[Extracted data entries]
════════════════
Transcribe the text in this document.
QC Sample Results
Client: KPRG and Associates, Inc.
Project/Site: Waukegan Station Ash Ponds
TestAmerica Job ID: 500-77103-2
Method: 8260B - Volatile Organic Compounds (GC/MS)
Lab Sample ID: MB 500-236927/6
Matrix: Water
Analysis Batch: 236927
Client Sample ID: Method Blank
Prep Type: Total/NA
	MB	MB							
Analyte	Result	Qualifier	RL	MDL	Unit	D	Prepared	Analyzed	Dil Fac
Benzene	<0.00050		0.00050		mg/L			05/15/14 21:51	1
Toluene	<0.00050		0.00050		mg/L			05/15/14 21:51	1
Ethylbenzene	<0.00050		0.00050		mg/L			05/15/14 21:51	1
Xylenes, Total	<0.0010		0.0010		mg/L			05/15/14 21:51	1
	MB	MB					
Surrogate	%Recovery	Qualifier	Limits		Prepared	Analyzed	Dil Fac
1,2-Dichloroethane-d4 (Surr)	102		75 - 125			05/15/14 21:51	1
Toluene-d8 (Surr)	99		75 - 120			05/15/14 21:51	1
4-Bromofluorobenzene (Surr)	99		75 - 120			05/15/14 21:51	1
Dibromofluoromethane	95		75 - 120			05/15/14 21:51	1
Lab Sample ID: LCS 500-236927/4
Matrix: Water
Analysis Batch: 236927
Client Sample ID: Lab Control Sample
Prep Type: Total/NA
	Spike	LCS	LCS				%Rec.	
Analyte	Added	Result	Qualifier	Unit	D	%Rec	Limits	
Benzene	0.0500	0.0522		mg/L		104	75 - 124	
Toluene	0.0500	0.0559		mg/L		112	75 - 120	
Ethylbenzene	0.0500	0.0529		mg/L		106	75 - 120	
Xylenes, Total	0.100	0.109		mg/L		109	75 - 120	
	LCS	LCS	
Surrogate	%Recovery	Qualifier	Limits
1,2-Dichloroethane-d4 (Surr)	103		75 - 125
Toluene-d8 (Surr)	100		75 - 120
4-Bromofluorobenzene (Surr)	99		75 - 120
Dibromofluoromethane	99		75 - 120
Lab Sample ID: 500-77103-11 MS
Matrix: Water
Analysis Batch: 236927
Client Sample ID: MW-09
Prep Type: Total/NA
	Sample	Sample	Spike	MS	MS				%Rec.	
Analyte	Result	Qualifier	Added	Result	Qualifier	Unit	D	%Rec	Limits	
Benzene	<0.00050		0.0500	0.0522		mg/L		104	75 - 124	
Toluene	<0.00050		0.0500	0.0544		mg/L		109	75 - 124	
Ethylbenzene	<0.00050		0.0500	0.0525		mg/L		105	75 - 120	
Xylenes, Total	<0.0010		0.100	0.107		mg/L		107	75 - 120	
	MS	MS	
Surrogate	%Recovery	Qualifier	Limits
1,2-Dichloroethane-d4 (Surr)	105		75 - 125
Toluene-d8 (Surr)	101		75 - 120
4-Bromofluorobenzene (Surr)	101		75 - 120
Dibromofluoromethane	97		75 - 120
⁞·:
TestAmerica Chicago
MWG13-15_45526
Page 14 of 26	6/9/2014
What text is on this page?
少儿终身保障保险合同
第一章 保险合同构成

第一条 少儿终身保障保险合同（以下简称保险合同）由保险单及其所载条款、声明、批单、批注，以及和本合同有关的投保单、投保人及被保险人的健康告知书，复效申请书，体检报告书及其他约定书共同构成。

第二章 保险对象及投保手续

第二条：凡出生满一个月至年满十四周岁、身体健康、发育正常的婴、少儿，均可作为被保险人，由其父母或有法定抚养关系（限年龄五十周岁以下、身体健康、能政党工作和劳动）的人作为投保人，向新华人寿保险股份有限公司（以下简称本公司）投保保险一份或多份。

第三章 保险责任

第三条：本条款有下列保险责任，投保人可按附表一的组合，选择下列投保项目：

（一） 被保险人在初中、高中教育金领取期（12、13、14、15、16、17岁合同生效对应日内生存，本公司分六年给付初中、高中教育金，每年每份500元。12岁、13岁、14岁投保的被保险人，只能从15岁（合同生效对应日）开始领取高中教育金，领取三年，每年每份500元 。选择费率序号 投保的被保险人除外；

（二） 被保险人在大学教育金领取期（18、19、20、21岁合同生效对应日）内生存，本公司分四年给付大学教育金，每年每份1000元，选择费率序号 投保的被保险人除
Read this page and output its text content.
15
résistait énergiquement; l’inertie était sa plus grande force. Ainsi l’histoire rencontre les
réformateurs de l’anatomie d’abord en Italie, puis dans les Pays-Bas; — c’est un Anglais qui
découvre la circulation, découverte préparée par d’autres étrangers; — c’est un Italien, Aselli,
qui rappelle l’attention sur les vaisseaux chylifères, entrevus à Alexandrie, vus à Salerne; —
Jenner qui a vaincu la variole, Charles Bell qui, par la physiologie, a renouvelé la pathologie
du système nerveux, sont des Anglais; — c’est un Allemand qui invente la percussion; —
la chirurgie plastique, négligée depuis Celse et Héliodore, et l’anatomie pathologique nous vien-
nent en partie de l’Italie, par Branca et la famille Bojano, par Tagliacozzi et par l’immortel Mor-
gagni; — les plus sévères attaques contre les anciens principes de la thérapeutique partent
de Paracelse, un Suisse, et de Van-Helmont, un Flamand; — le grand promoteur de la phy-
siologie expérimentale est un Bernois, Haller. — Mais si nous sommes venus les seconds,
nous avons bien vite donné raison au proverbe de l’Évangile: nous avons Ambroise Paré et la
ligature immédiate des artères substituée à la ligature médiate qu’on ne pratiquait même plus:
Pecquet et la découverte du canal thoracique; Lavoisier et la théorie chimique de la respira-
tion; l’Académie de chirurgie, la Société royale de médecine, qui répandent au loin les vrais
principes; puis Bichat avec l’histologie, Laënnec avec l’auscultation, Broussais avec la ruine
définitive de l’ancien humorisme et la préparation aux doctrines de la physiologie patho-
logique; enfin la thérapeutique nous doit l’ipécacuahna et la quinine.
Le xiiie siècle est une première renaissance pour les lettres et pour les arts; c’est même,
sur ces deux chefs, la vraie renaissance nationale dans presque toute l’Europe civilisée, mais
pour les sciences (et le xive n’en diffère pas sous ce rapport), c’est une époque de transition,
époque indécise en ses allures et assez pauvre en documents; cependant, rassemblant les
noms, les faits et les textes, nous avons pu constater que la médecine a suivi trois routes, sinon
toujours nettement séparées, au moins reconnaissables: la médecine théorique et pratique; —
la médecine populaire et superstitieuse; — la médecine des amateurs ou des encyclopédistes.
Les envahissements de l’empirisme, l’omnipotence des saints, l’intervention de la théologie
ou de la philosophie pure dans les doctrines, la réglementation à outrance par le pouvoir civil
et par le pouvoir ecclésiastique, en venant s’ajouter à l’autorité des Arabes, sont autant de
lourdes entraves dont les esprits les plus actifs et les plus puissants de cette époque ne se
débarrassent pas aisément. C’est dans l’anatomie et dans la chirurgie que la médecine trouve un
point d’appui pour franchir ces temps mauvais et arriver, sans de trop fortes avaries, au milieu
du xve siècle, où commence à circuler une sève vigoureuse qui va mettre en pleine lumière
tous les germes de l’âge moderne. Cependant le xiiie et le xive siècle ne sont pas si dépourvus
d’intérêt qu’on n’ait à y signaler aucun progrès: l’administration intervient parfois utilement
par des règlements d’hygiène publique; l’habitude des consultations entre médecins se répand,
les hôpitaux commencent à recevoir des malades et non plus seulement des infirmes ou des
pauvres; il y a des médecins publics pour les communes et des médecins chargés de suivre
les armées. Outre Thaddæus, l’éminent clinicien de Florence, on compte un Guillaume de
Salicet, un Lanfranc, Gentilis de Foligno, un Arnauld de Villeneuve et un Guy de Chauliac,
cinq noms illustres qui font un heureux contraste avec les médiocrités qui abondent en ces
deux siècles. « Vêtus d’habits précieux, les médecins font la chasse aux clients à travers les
════════════════
* **Your goal**
Show the lines that mention the word "Spike".

* **Solution to the problem**
	Spike	LCS	LCS				%Rec.	
	Sample	Sample	Spike	MS	MS				%Rec.	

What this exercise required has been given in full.